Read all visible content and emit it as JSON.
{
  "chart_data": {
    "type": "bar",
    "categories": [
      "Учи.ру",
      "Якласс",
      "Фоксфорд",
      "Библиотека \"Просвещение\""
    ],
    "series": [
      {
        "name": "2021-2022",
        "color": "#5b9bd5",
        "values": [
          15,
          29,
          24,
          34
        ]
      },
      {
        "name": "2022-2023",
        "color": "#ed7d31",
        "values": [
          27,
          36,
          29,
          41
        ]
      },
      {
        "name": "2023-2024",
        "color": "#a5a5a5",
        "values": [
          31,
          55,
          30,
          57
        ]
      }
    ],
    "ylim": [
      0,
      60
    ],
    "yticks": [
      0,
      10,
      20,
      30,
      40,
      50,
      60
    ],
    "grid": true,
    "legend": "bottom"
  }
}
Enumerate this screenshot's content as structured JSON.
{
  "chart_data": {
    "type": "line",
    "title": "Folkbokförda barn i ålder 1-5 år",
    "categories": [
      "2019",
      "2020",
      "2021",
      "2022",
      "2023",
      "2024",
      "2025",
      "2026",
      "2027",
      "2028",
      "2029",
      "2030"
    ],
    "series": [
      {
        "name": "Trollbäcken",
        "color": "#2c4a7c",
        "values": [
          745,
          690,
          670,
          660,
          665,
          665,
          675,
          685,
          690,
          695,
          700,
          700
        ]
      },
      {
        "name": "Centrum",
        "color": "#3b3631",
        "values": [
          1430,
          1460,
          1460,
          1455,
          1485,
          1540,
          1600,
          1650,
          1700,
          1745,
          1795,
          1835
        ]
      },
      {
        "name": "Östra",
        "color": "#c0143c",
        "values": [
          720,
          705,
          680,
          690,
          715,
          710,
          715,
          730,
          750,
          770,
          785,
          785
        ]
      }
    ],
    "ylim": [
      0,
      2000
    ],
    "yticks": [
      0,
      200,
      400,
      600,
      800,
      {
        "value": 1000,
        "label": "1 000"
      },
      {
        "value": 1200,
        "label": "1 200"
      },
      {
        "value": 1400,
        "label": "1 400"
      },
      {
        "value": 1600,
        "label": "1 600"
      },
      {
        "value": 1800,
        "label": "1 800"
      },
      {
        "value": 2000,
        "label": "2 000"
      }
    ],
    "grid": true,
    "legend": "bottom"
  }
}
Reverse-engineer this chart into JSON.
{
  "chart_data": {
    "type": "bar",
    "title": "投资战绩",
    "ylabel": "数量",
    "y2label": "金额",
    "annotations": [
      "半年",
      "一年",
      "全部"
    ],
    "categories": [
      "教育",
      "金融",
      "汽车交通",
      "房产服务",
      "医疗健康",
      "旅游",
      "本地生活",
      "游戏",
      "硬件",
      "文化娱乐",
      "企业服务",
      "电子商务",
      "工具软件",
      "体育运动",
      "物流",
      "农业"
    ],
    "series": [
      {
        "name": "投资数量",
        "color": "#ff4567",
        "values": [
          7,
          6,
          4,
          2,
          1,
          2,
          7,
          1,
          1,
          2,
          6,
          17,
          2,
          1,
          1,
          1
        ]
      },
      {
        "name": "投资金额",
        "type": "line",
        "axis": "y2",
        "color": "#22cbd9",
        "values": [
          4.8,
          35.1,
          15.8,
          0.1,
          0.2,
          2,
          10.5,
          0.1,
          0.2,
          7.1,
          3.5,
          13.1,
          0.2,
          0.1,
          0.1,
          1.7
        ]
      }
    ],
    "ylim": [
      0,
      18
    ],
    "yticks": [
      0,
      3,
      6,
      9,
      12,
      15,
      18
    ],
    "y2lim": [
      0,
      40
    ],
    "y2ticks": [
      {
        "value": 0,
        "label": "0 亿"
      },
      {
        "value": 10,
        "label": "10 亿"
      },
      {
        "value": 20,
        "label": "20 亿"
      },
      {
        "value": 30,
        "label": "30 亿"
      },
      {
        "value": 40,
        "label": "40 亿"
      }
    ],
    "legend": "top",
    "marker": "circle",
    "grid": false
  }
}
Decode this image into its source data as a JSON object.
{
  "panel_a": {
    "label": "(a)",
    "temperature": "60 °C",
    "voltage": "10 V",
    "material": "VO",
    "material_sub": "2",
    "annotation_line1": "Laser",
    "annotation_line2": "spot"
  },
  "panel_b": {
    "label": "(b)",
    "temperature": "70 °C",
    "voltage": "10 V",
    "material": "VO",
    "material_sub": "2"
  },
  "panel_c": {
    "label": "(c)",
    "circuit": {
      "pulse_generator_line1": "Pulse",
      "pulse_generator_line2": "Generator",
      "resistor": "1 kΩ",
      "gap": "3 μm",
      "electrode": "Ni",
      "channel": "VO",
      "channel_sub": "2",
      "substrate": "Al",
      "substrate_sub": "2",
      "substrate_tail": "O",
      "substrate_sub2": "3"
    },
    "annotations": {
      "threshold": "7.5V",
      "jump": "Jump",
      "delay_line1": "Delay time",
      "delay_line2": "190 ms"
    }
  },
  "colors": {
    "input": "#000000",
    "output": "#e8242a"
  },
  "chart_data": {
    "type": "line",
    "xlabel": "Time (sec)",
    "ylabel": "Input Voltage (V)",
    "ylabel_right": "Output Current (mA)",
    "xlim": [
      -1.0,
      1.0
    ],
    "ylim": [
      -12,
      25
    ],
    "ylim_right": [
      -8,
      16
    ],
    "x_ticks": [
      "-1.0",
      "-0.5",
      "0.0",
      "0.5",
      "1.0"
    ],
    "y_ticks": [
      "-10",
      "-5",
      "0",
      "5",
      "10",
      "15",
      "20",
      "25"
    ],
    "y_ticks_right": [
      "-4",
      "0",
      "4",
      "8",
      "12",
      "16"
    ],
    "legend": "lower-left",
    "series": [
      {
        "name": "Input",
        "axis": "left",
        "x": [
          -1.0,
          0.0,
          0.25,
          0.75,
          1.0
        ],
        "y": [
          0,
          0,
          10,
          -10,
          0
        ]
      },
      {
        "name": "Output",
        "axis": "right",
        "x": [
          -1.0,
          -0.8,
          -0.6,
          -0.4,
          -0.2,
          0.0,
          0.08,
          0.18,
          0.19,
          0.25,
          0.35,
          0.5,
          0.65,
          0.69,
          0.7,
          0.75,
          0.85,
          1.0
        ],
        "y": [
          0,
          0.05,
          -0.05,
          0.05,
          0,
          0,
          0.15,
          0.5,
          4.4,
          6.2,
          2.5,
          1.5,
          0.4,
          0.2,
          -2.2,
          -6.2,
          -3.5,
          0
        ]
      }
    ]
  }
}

======

Task instructions>
Please repeat the listing exactly, with nothing left out.

Written response>
Read all visible content and emit it as JSON.
{
  "chart_data": {
    "type": "bar",
    "categories": [
      "Учи.ру",
      "Якласс",
      "Фоксфорд",
      "Библиотека \"Просвещение\""
    ],
    "series": [
      {
        "name": "2021-2022",
        "color": "#5b9bd5",
        "values": [
          15,
          29,
          24,
          34
        ]
      },
      {
        "name": "2022-2023",
        "color": "#ed7d31",
        "values": [
          27,
          36,
          29,
          41
        ]
      },
      {
        "name": "2023-2024",
        "color": "#a5a5a5",
        "values": [
          31,
          55,
          30,
          57
        ]
      }
    ],
    "ylim": [
      0,
      60
    ],
    "yticks": [
      0,
      10,
      20,
      30,
      40,
      50,
      60
    ],
    "grid": true,
    "legend": "bottom"
  }
}
Enumerate this screenshot's content as structured JSON.
{
  "chart_data": {
    "type": "line",
    "title": "Folkbokförda barn i ålder 1-5 år",
    "categories": [
      "2019",
      "2020",
      "2021",
      "2022",
      "2023",
      "2024",
      "2025",
      "2026",
      "2027",
      "2028",
      "2029",
      "2030"
    ],
    "series": [
      {
        "name": "Trollbäcken",
        "color": "#2c4a7c",
        "values": [
          745,
          690,
          670,
          660,
          665,
          665,
          675,
          685,
          690,
          695,
          700,
          700
        ]
      },
      {
        "name": "Centrum",
        "color": "#3b3631",
        "values": [
          1430,
          1460,
          1460,
          1455,
          1485,
          1540,
          1600,
          1650,
          1700,
          1745,
          1795,
          1835
        ]
      },
      {
        "name": "Östra",
        "color": "#c0143c",
        "values": [
          720,
          705,
          680,
          690,
          715,
          710,
          715,
          730,
          750,
          770,
          785,
          785
        ]
      }
    ],
    "ylim": [
      0,
      2000
    ],
    "yticks": [
      0,
      200,
      400,
      600,
      800,
      {
        "value": 1000,
        "label": "1 000"
      },
      {
        "value": 1200,
        "label": "1 200"
      },
      {
        "value": 1400,
        "label": "1 400"
      },
      {
        "value": 1600,
        "label": "1 600"
      },
      {
        "value": 1800,
        "label": "1 800"
      },
      {
        "value": 2000,
        "label": "2 000"
      }
    ],
    "grid": true,
    "legend": "bottom"
  }
}
Reverse-engineer this chart into JSON.
{
  "chart_data": {
    "type": "bar",
    "title": "投资战绩",
    "ylabel": "数量",
    "y2label": "金额",
    "annotations": [
      "半年",
      "一年",
      "全部"
    ],
    "categories": [
      "教育",
      "金融",
      "汽车交通",
      "房产服务",
      "医疗健康",
      "旅游",
      "本地生活",
      "游戏",
      "硬件",
      "文化娱乐",
      "企业服务",
      "电子商务",
      "工具软件",
      "体育运动",
      "物流",
      "农业"
    ],
    "series": [
      {
        "name": "投资数量",
        "color": "#ff4567",
        "values": [
          7,
          6,
          4,
          2,
          1,
          2,
          7,
          1,
          1,
          2,
          6,
          17,
          2,
          1,
          1,
          1
        ]
      },
      {
        "name": "投资金额",
        "type": "line",
        "axis": "y2",
        "color": "#22cbd9",
        "values": [
          4.8,
          35.1,
          15.8,
          0.1,
          0.2,
          2,
          10.5,
          0.1,
          0.2,
          7.1,
          3.5,
          13.1,
          0.2,
          0.1,
          0.1,
          1.7
        ]
      }
    ],
    "ylim": [
      0,
      18
    ],
    "yticks": [
      0,
      3,
      6,
      9,
      12,
      15,
      18
    ],
    "y2lim": [
      0,
      40
    ],
    "y2ticks": [
      {
        "value": 0,
        "label": "0 亿"
      },
      {
        "value": 10,
        "label": "10 亿"
      },
      {
        "value": 20,
        "label": "20 亿"
      },
      {
        "value": 30,
        "label": "30 亿"
      },
      {
        "value": 40,
        "label": "40 亿"
      }
    ],
    "legend": "top",
    "marker": "circle",
    "grid": false
  }
}
Decode this image into its source data as a JSON object.
{
  "panel_a": {
    "label": "(a)",
    "temperature": "60 °C",
    "voltage": "10 V",
    "material": "VO",
    "material_sub": "2",
    "annotation_line1": "Laser",
    "annotation_line2": "spot"
  },
  "panel_b": {
    "label": "(b)",
    "temperature": "70 °C",
    "voltage": "10 V",
    "material": "VO",
    "material_sub": "2"
  },
  "panel_c": {
    "label": "(c)",
    "circuit": {
      "pulse_generator_line1": "Pulse",
      "pulse_generator_line2": "Generator",
      "resistor": "1 kΩ",
      "gap": "3 μm",
      "electrode": "Ni",
      "channel": "VO",
      "channel_sub": "2",
      "substrate": "Al",
      "substrate_sub": "2",
      "substrate_tail": "O",
      "substrate_sub2": "3"
    },
    "annotations": {
      "threshold": "7.5V",
      "jump": "Jump",
      "delay_line1": "Delay time",
      "delay_line2": "190 ms"
    }
  },
  "colors": {
    "input": "#000000",
    "output": "#e8242a"
  },
  "chart_data": {
    "type": "line",
    "xlabel": "Time (sec)",
    "ylabel": "Input Voltage (V)",
    "ylabel_right": "Output Current (mA)",
    "xlim": [
      -1.0,
      1.0
    ],
    "ylim": [
      -12,
      25
    ],
    "ylim_right": [
      -8,
      16
    ],
    "x_ticks": [
      "-1.0",
      "-0.5",
      "0.0",
      "0.5",
      "1.0"
    ],
    "y_ticks": [
      "-10",
      "-5",
      "0",
      "5",
      "10",
      "15",
      "20",
      "25"
    ],
    "y_ticks_right": [
      "-4",
      "0",
      "4",
      "8",
      "12",
      "16"
    ],
    "legend": "lower-left",
    "series": [
      {
        "name": "Input",
        "axis": "left",
        "x": [
          -1.0,
          0.0,
          0.25,
          0.75,
          1.0
        ],
        "y": [
          0,
          0,
          10,
          -10,
          0
        ]
      },
      {
        "name": "Output",
        "axis": "right",
        "x": [
          -1.0,
          -0.8,
          -0.6,
          -0.4,
          -0.2,
          0.0,
          0.08,
          0.18,
          0.19,
          0.25,
          0.35,
          0.5,
          0.65,
          0.69,
          0.7,
          0.75,
          0.85,
          1.0
        ],
        "y": [
          0,
          0.05,
          -0.05,
          0.05,
          0,
          0,
          0.15,
          0.5,
          4.4,
          6.2,
          2.5,
          1.5,
          0.4,
          0.2,
          -2.2,
          -6.2,
          -3.5,
          0
        ]
      }
    ]
  }
}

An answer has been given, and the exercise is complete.